ASSIGNMENT
Because the images are not wanted, restate every line below word for word without them.

-=-=-

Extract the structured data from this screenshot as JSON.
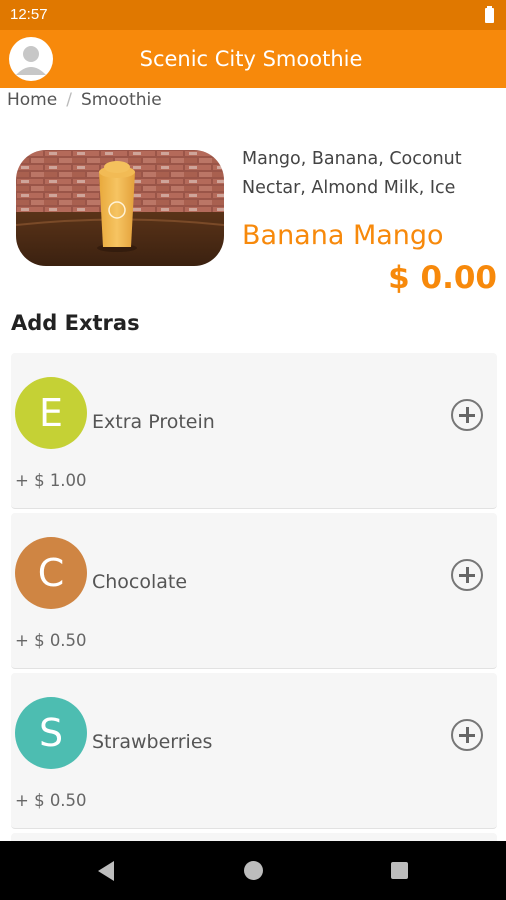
{
  "status_bar": {
    "time": "12:57"
  },
  "app_bar": {
    "title": "Scenic City Smoothie",
    "avatar_icon": "user-avatar-icon"
  },
  "breadcrumb": {
    "items": [
      "Home",
      "Smoothie"
    ],
    "separator": "/"
  },
  "product": {
    "ingredients": "Mango, Banana, Coconut Nectar, Almond Milk, Ice",
    "name": "Banana Mango",
    "price": "$ 0.00"
  },
  "extras": {
    "title": "Add Extras",
    "items": [
      {
        "letter": "E",
        "name": "Extra Protein",
        "price": "+ $ 1.00",
        "color": "#c5d135"
      },
      {
        "letter": "C",
        "name": "Chocolate",
        "price": "+ $ 0.50",
        "color": "#cf8543"
      },
      {
        "letter": "S",
        "name": "Strawberries",
        "price": "+ $ 0.50",
        "color": "#4dbdb1"
      }
    ]
  },
  "colors": {
    "accent": "#f7890b",
    "status_bar": "#e07800"
  },
  "nav": {
    "icons": [
      "back-icon",
      "home-icon",
      "recents-icon"
    ]
  }
}
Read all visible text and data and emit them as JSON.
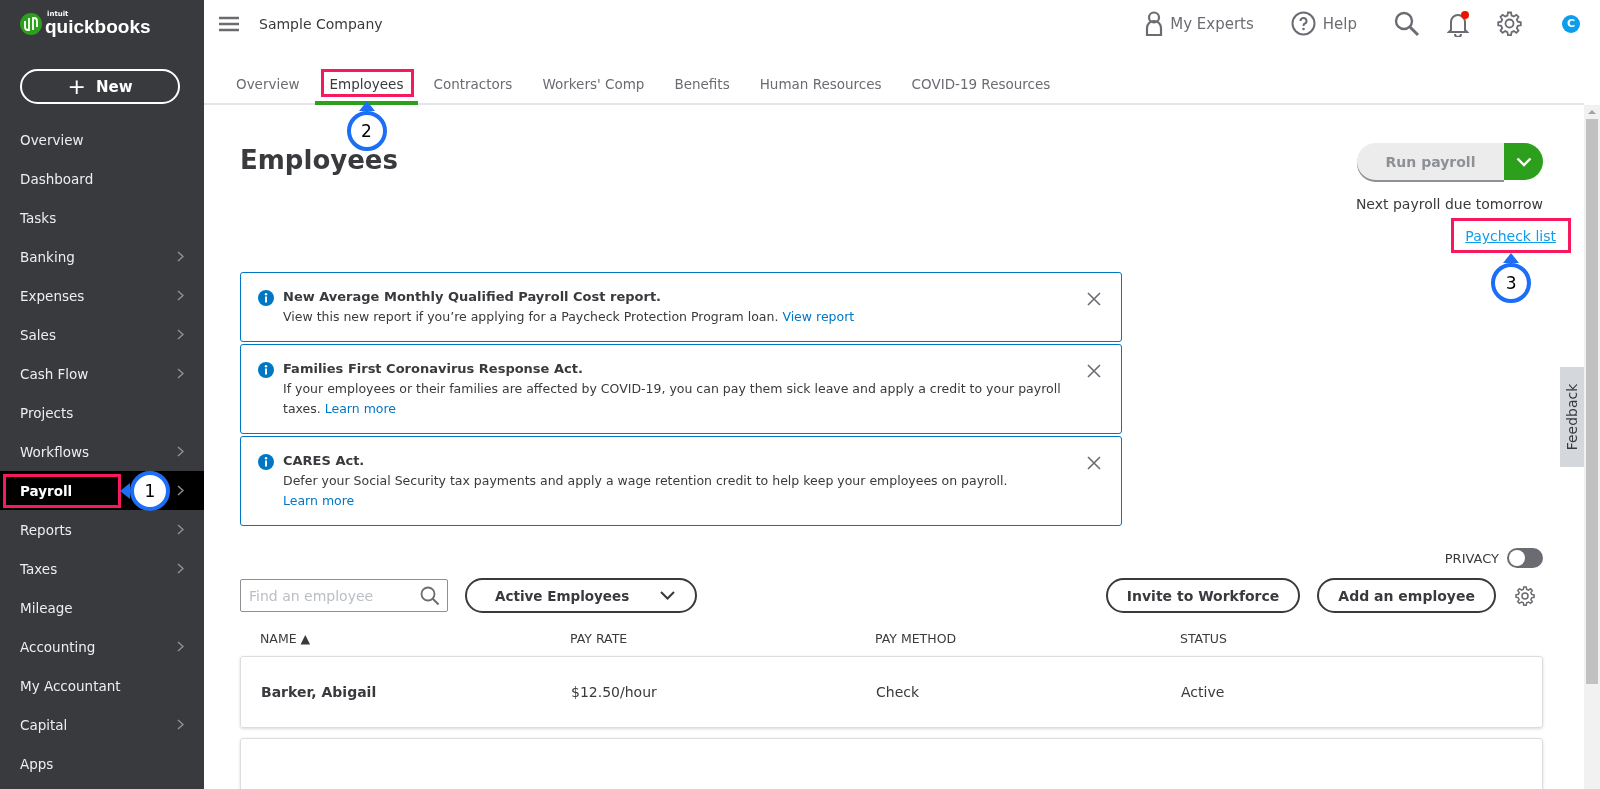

-=-=-

REPLY TO THE EXERCISE
Extract the structured data from this screenshot as JSON.
{
  "status_bar": {
    "time": "12:57"
  },
  "app_bar": {
    "title": "Scenic City Smoothie",
    "avatar_icon": "user-avatar-icon"
  },
  "breadcrumb": {
    "items": [
      "Home",
      "Smoothie"
    ],
    "separator": "/"
  },
  "product": {
    "ingredients": "Mango, Banana, Coconut Nectar, Almond Milk, Ice",
    "name": "Banana Mango",
    "price": "$ 0.00"
  },
  "extras": {
    "title": "Add Extras",
    "items": [
      {
        "letter": "E",
        "name": "Extra Protein",
        "price": "+ $ 1.00",
        "color": "#c5d135"
      },
      {
        "letter": "C",
        "name": "Chocolate",
        "price": "+ $ 0.50",
        "color": "#cf8543"
      },
      {
        "letter": "S",
        "name": "Strawberries",
        "price": "+ $ 0.50",
        "color": "#4dbdb1"
      }
    ]
  },
  "colors": {
    "accent": "#f7890b",
    "status_bar": "#e07800"
  },
  "nav": {
    "icons": [
      "back-icon",
      "home-icon",
      "recents-icon"
    ]
  }
}
Read all visible text and data and emit them as JSON.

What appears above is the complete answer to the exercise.